THE EXERCISE |
Extract the lines that carry the string "title" from the listing.

DATA LISTING |
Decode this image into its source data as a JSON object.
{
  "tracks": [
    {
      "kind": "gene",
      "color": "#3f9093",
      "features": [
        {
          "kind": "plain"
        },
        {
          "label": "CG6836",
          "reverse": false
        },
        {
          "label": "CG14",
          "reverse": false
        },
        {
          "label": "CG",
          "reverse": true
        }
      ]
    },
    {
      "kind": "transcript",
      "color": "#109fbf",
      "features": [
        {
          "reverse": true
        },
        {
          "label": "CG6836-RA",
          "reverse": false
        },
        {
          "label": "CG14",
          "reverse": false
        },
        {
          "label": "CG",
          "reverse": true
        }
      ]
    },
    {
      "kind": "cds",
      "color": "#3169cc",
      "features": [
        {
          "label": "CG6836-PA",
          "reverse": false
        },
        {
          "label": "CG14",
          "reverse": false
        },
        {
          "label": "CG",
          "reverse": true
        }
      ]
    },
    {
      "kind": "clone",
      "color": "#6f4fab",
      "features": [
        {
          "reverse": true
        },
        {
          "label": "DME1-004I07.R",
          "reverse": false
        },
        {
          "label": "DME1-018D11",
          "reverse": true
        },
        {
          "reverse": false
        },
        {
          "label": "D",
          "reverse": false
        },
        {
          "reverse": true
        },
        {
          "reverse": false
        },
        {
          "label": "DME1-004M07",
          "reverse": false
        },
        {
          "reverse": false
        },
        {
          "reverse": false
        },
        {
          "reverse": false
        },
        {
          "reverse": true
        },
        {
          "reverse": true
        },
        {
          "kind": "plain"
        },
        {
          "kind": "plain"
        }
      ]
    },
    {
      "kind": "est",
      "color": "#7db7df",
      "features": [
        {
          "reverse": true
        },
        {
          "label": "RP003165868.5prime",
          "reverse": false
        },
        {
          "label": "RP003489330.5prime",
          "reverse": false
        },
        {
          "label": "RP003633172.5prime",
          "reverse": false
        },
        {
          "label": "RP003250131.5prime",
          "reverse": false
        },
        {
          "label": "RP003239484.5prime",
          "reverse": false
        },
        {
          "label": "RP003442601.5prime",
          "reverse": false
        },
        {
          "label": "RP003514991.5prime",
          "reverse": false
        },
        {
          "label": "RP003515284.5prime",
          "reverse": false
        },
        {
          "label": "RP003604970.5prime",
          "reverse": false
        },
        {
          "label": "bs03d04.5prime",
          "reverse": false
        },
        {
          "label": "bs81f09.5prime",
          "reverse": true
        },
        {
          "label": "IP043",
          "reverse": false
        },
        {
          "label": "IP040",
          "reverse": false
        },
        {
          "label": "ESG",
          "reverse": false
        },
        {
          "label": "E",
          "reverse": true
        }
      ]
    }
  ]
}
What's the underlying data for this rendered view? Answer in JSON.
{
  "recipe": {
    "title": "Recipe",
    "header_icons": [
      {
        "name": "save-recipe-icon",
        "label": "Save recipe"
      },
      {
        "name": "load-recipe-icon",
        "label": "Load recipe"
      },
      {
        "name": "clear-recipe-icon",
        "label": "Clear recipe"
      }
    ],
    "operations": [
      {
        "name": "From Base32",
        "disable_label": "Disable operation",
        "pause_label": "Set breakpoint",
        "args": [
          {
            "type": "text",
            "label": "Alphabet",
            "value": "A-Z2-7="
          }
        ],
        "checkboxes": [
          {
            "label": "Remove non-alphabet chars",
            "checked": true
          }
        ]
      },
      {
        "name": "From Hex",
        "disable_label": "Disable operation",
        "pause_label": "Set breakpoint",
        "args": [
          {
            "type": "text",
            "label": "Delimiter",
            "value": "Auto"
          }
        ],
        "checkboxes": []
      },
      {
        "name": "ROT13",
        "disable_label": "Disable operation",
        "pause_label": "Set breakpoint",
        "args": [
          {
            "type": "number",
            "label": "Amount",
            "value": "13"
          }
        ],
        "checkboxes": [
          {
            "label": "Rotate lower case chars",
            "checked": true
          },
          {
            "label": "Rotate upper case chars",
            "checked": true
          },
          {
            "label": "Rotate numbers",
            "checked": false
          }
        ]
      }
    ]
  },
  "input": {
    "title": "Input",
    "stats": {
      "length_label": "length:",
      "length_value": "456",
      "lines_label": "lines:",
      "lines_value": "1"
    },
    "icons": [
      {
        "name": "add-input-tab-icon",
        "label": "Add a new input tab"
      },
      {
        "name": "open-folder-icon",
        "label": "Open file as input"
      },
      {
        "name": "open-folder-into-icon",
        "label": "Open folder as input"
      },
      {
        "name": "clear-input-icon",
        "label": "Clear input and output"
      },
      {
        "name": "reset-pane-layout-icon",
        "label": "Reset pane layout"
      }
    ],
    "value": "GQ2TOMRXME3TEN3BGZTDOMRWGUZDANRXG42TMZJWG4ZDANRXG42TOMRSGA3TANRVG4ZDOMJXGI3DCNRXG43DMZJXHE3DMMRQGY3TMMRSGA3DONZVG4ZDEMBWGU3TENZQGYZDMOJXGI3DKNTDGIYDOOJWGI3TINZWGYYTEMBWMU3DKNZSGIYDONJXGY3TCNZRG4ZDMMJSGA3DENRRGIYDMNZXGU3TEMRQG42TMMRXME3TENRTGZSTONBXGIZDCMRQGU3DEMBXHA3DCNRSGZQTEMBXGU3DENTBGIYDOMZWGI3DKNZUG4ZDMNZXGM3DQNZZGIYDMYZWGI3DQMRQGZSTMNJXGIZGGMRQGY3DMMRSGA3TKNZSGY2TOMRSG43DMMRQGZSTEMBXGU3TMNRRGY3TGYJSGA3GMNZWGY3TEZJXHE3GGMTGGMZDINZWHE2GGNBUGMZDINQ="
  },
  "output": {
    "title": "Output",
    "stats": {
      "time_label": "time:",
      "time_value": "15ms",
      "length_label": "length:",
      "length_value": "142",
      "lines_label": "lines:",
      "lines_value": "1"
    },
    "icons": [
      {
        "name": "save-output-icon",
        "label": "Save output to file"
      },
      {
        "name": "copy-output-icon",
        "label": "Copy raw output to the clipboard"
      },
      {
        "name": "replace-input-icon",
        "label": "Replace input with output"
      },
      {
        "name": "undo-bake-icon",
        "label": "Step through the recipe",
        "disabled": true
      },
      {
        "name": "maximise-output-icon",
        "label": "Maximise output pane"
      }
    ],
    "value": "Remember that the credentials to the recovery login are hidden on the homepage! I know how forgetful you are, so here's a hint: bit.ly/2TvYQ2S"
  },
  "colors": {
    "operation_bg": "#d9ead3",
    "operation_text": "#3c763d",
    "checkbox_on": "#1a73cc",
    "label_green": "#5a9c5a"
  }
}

FULL ANSWER |
    "title": "Recipe",
    "title": "Input",
    "title": "Output",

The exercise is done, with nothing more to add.